— begin —
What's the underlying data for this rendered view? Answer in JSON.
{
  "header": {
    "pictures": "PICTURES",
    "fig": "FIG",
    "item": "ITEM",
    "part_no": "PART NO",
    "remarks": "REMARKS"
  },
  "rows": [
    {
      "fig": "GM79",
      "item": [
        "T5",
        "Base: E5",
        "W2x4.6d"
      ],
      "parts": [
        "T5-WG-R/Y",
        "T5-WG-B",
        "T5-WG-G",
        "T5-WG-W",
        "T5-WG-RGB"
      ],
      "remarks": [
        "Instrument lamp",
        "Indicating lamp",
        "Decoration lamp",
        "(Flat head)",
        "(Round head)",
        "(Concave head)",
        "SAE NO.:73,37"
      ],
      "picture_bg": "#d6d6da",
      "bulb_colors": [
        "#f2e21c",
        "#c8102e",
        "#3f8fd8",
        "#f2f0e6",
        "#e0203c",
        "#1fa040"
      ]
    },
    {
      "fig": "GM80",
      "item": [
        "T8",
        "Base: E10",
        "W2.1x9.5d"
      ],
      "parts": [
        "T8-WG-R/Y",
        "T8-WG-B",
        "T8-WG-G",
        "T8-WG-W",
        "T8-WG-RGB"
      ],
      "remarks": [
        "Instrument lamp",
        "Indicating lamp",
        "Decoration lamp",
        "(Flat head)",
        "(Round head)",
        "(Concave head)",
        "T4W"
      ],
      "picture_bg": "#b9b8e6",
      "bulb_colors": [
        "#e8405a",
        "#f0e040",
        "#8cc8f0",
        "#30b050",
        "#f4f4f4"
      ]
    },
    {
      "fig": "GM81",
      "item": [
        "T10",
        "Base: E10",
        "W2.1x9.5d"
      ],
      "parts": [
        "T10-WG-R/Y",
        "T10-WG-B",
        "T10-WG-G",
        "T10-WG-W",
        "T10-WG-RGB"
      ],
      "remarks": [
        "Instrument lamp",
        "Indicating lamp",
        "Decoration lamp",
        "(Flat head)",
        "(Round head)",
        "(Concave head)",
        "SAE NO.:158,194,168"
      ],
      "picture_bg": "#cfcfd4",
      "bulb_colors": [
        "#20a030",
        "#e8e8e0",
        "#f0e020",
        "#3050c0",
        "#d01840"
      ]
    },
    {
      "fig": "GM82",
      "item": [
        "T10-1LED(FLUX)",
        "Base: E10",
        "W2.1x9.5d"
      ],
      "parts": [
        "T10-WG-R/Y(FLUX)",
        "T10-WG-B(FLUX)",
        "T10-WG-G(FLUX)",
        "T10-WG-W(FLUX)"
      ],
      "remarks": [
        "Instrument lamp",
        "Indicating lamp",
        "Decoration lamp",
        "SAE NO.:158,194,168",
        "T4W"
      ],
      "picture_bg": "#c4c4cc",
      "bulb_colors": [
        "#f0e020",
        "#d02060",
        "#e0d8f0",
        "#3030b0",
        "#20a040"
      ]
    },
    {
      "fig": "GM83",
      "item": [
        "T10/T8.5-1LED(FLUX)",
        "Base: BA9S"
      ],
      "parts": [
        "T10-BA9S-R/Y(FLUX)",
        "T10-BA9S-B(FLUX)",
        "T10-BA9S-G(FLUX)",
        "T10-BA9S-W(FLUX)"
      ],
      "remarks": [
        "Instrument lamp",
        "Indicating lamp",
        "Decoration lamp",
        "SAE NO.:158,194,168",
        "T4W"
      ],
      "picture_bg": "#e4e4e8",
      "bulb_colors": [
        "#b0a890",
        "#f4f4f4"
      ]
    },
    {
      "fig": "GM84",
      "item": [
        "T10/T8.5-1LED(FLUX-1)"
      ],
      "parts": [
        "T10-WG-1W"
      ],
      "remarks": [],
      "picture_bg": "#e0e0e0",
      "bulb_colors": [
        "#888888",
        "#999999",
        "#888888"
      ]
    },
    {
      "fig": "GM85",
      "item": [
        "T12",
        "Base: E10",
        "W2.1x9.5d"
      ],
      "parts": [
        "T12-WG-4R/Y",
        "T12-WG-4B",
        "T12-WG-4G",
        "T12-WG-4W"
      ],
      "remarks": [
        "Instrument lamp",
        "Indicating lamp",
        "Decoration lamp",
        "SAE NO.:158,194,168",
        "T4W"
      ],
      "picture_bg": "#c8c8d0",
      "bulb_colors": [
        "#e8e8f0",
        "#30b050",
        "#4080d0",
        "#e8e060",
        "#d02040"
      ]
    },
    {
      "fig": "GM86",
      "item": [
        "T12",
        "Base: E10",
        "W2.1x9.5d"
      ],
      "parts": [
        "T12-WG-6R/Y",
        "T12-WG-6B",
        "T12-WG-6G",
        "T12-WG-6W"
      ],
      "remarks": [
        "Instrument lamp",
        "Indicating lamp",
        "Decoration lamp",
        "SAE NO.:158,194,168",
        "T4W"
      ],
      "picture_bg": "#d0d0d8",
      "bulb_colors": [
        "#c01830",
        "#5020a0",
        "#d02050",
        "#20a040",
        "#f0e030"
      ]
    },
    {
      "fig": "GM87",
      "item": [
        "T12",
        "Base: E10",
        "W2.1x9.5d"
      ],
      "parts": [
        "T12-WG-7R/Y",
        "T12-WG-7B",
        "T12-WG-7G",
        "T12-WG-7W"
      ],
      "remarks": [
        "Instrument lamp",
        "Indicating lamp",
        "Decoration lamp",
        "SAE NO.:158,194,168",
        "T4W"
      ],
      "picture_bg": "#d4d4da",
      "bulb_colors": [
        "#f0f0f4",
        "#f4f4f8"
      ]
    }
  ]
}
— end —
§ **Aim of the task**
Your task is to extract all of the records exactly.

§ **Task result**
What's the underlying data for this rendered view? Answer in JSON.
{
  "header": {
    "pictures": "PICTURES",
    "fig": "FIG",
    "item": "ITEM",
    "part_no": "PART NO",
    "remarks": "REMARKS"
  },
  "rows": [
    {
      "fig": "GM79",
      "item": [
        "T5",
        "Base: E5",
        "W2x4.6d"
      ],
      "parts": [
        "T5-WG-R/Y",
        "T5-WG-B",
        "T5-WG-G",
        "T5-WG-W",
        "T5-WG-RGB"
      ],
      "remarks": [
        "Instrument lamp",
        "Indicating lamp",
        "Decoration lamp",
        "(Flat head)",
        "(Round head)",
        "(Concave head)",
        "SAE NO.:73,37"
      ],
      "picture_bg": "#d6d6da",
      "bulb_colors": [
        "#f2e21c",
        "#c8102e",
        "#3f8fd8",
        "#f2f0e6",
        "#e0203c",
        "#1fa040"
      ]
    },
    {
      "fig": "GM80",
      "item": [
        "T8",
        "Base: E10",
        "W2.1x9.5d"
      ],
      "parts": [
        "T8-WG-R/Y",
        "T8-WG-B",
        "T8-WG-G",
        "T8-WG-W",
        "T8-WG-RGB"
      ],
      "remarks": [
        "Instrument lamp",
        "Indicating lamp",
        "Decoration lamp",
        "(Flat head)",
        "(Round head)",
        "(Concave head)",
        "T4W"
      ],
      "picture_bg": "#b9b8e6",
      "bulb_colors": [
        "#e8405a",
        "#f0e040",
        "#8cc8f0",
        "#30b050",
        "#f4f4f4"
      ]
    },
    {
      "fig": "GM81",
      "item": [
        "T10",
        "Base: E10",
        "W2.1x9.5d"
      ],
      "parts": [
        "T10-WG-R/Y",
        "T10-WG-B",
        "T10-WG-G",
        "T10-WG-W",
        "T10-WG-RGB"
      ],
      "remarks": [
        "Instrument lamp",
        "Indicating lamp",
        "Decoration lamp",
        "(Flat head)",
        "(Round head)",
        "(Concave head)",
        "SAE NO.:158,194,168"
      ],
      "picture_bg": "#cfcfd4",
      "bulb_colors": [
        "#20a030",
        "#e8e8e0",
        "#f0e020",
        "#3050c0",
        "#d01840"
      ]
    },
    {
      "fig": "GM82",
      "item": [
        "T10-1LED(FLUX)",
        "Base: E10",
        "W2.1x9.5d"
      ],
      "parts": [
        "T10-WG-R/Y(FLUX)",
        "T10-WG-B(FLUX)",
        "T10-WG-G(FLUX)",
        "T10-WG-W(FLUX)"
      ],
      "remarks": [
        "Instrument lamp",
        "Indicating lamp",
        "Decoration lamp",
        "SAE NO.:158,194,168",
        "T4W"
      ],
      "picture_bg": "#c4c4cc",
      "bulb_colors": [
        "#f0e020",
        "#d02060",
        "#e0d8f0",
        "#3030b0",
        "#20a040"
      ]
    },
    {
      "fig": "GM83",
      "item": [
        "T10/T8.5-1LED(FLUX)",
        "Base: BA9S"
      ],
      "parts": [
        "T10-BA9S-R/Y(FLUX)",
        "T10-BA9S-B(FLUX)",
        "T10-BA9S-G(FLUX)",
        "T10-BA9S-W(FLUX)"
      ],
      "remarks": [
        "Instrument lamp",
        "Indicating lamp",
        "Decoration lamp",
        "SAE NO.:158,194,168",
        "T4W"
      ],
      "picture_bg": "#e4e4e8",
      "bulb_colors": [
        "#b0a890",
        "#f4f4f4"
      ]
    },
    {
      "fig": "GM84",
      "item": [
        "T10/T8.5-1LED(FLUX-1)"
      ],
      "parts": [
        "T10-WG-1W"
      ],
      "remarks": [],
      "picture_bg": "#e0e0e0",
      "bulb_colors": [
        "#888888",
        "#999999",
        "#888888"
      ]
    },
    {
      "fig": "GM85",
      "item": [
        "T12",
        "Base: E10",
        "W2.1x9.5d"
      ],
      "parts": [
        "T12-WG-4R/Y",
        "T12-WG-4B",
        "T12-WG-4G",
        "T12-WG-4W"
      ],
      "remarks": [
        "Instrument lamp",
        "Indicating lamp",
        "Decoration lamp",
        "SAE NO.:158,194,168",
        "T4W"
      ],
      "picture_bg": "#c8c8d0",
      "bulb_colors": [
        "#e8e8f0",
        "#30b050",
        "#4080d0",
        "#e8e060",
        "#d02040"
      ]
    },
    {
      "fig": "GM86",
      "item": [
        "T12",
        "Base: E10",
        "W2.1x9.5d"
      ],
      "parts": [
        "T12-WG-6R/Y",
        "T12-WG-6B",
        "T12-WG-6G",
        "T12-WG-6W"
      ],
      "remarks": [
        "Instrument lamp",
        "Indicating lamp",
        "Decoration lamp",
        "SAE NO.:158,194,168",
        "T4W"
      ],
      "picture_bg": "#d0d0d8",
      "bulb_colors": [
        "#c01830",
        "#5020a0",
        "#d02050",
        "#20a040",
        "#f0e030"
      ]
    },
    {
      "fig": "GM87",
      "item": [
        "T12",
        "Base: E10",
        "W2.1x9.5d"
      ],
      "parts": [
        "T12-WG-7R/Y",
        "T12-WG-7B",
        "T12-WG-7G",
        "T12-WG-7W"
      ],
      "remarks": [
        "Instrument lamp",
        "Indicating lamp",
        "Decoration lamp",
        "SAE NO.:158,194,168",
        "T4W"
      ],
      "picture_bg": "#d4d4da",
      "bulb_colors": [
        "#f0f0f4",
        "#f4f4f8"
      ]
    }
  ]
}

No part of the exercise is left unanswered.